» **WHAT YOU NEED TO DO**: What follows is a set of entries. Give them again exactly, without the pictures.

** START DATASET EXCERPTS **

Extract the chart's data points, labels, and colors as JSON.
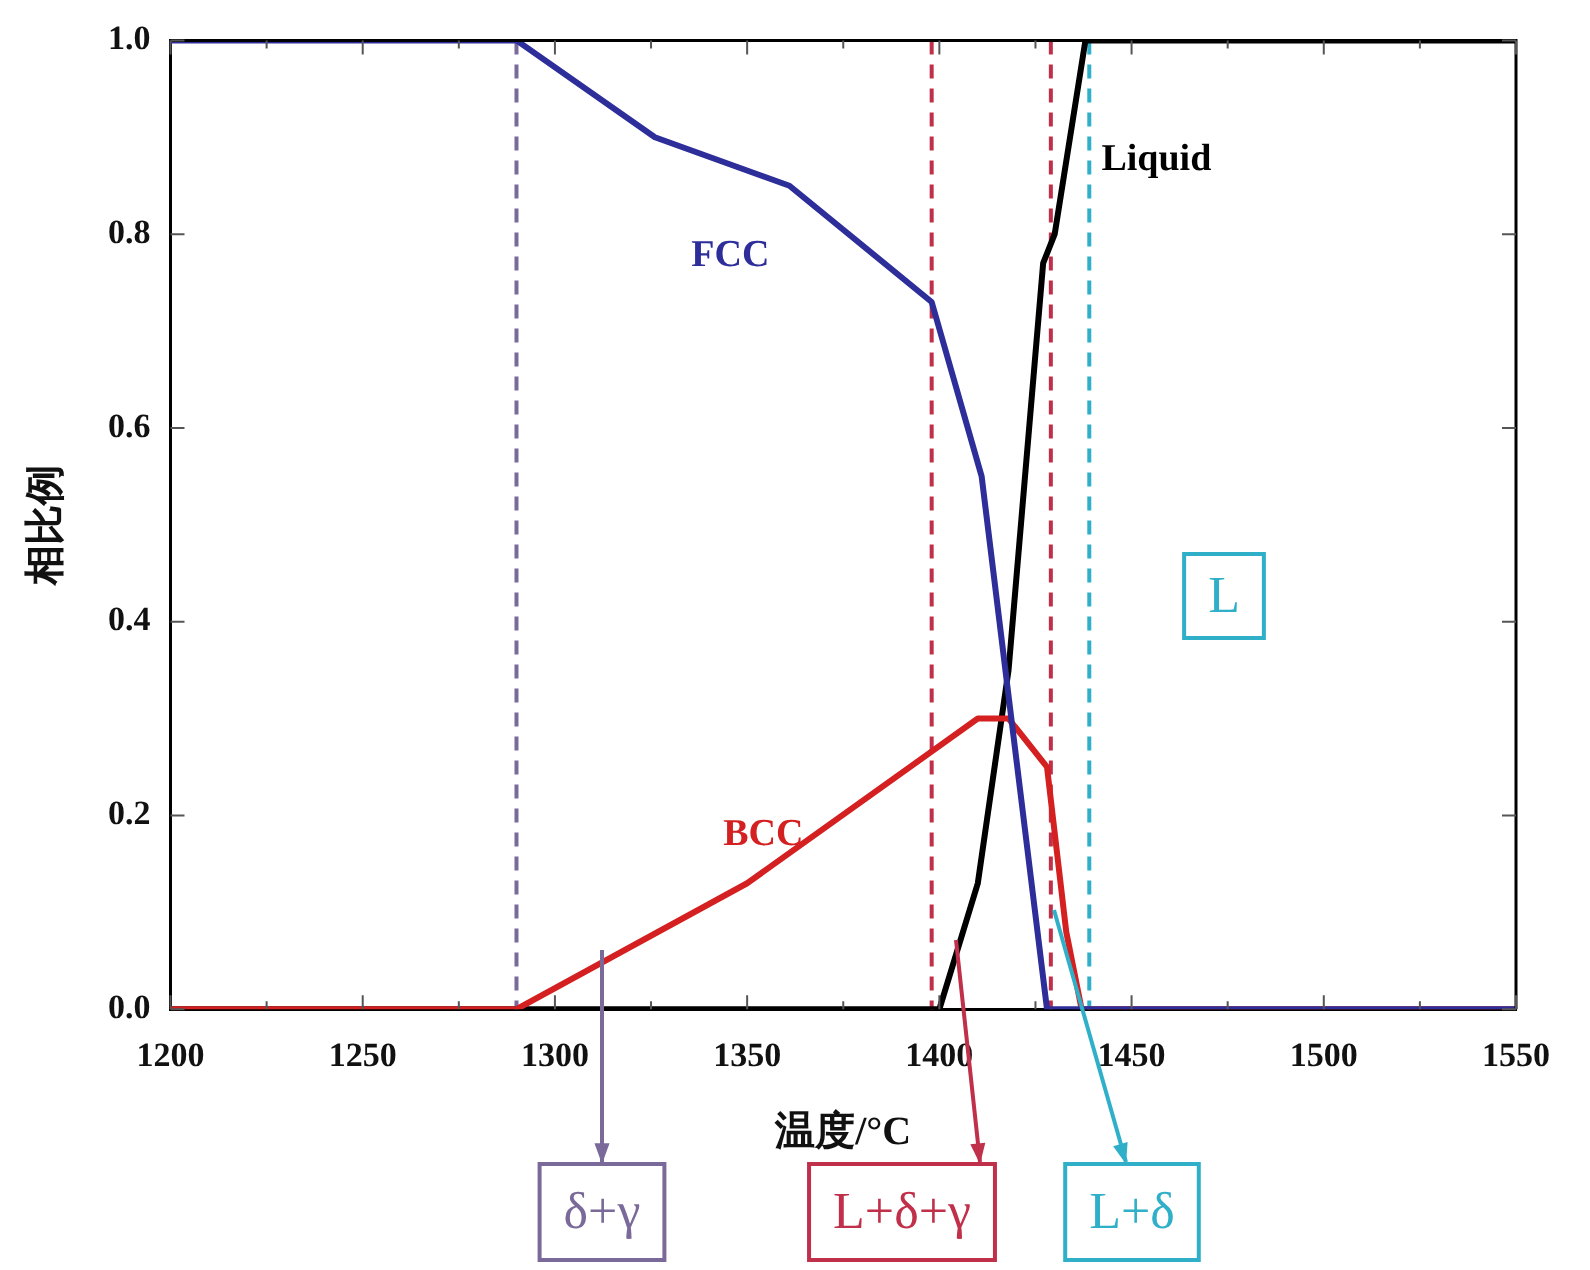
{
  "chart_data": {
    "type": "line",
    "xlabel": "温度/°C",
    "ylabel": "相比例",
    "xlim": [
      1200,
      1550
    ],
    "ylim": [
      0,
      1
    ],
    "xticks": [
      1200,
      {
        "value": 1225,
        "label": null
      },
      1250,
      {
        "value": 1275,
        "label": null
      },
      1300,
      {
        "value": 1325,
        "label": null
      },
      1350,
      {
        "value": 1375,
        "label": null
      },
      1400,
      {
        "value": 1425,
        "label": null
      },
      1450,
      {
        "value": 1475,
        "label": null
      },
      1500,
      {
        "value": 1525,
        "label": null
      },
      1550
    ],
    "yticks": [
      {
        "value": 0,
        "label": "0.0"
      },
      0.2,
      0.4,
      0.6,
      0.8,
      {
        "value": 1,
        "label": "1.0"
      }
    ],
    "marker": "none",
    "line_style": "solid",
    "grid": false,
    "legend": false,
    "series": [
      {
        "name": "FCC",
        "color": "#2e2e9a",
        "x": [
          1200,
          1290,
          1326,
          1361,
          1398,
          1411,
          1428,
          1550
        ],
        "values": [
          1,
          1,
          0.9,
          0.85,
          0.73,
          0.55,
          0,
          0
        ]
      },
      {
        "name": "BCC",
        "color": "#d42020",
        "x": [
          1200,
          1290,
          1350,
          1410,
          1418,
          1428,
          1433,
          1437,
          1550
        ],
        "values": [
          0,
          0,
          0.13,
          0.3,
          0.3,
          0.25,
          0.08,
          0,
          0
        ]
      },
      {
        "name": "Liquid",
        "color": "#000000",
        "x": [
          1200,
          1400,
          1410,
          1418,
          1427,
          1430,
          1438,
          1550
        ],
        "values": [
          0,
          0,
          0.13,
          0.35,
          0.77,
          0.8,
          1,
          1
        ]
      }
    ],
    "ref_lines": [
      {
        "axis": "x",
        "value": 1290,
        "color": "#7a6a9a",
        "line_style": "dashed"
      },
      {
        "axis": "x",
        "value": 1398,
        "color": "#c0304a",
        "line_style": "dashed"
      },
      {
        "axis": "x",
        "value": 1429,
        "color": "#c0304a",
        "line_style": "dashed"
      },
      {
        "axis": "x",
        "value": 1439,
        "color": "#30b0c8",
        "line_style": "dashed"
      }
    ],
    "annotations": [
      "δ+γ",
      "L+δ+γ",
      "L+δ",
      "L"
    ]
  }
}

** END DATASET EXCERPTS **

» **FULL ANSWER**:
Extract the chart's data points, labels, and colors as JSON.
{
  "chart_data": {
    "type": "line",
    "xlabel": "温度/°C",
    "ylabel": "相比例",
    "xlim": [
      1200,
      1550
    ],
    "ylim": [
      0,
      1
    ],
    "xticks": [
      1200,
      {
        "value": 1225,
        "label": null
      },
      1250,
      {
        "value": 1275,
        "label": null
      },
      1300,
      {
        "value": 1325,
        "label": null
      },
      1350,
      {
        "value": 1375,
        "label": null
      },
      1400,
      {
        "value": 1425,
        "label": null
      },
      1450,
      {
        "value": 1475,
        "label": null
      },
      1500,
      {
        "value": 1525,
        "label": null
      },
      1550
    ],
    "yticks": [
      {
        "value": 0,
        "label": "0.0"
      },
      0.2,
      0.4,
      0.6,
      0.8,
      {
        "value": 1,
        "label": "1.0"
      }
    ],
    "marker": "none",
    "line_style": "solid",
    "grid": false,
    "legend": false,
    "series": [
      {
        "name": "FCC",
        "color": "#2e2e9a",
        "x": [
          1200,
          1290,
          1326,
          1361,
          1398,
          1411,
          1428,
          1550
        ],
        "values": [
          1,
          1,
          0.9,
          0.85,
          0.73,
          0.55,
          0,
          0
        ]
      },
      {
        "name": "BCC",
        "color": "#d42020",
        "x": [
          1200,
          1290,
          1350,
          1410,
          1418,
          1428,
          1433,
          1437,
          1550
        ],
        "values": [
          0,
          0,
          0.13,
          0.3,
          0.3,
          0.25,
          0.08,
          0,
          0
        ]
      },
      {
        "name": "Liquid",
        "color": "#000000",
        "x": [
          1200,
          1400,
          1410,
          1418,
          1427,
          1430,
          1438,
          1550
        ],
        "values": [
          0,
          0,
          0.13,
          0.35,
          0.77,
          0.8,
          1,
          1
        ]
      }
    ],
    "ref_lines": [
      {
        "axis": "x",
        "value": 1290,
        "color": "#7a6a9a",
        "line_style": "dashed"
      },
      {
        "axis": "x",
        "value": 1398,
        "color": "#c0304a",
        "line_style": "dashed"
      },
      {
        "axis": "x",
        "value": 1429,
        "color": "#c0304a",
        "line_style": "dashed"
      },
      {
        "axis": "x",
        "value": 1439,
        "color": "#30b0c8",
        "line_style": "dashed"
      }
    ],
    "annotations": [
      "δ+γ",
      "L+δ+γ",
      "L+δ",
      "L"
    ]
  }
}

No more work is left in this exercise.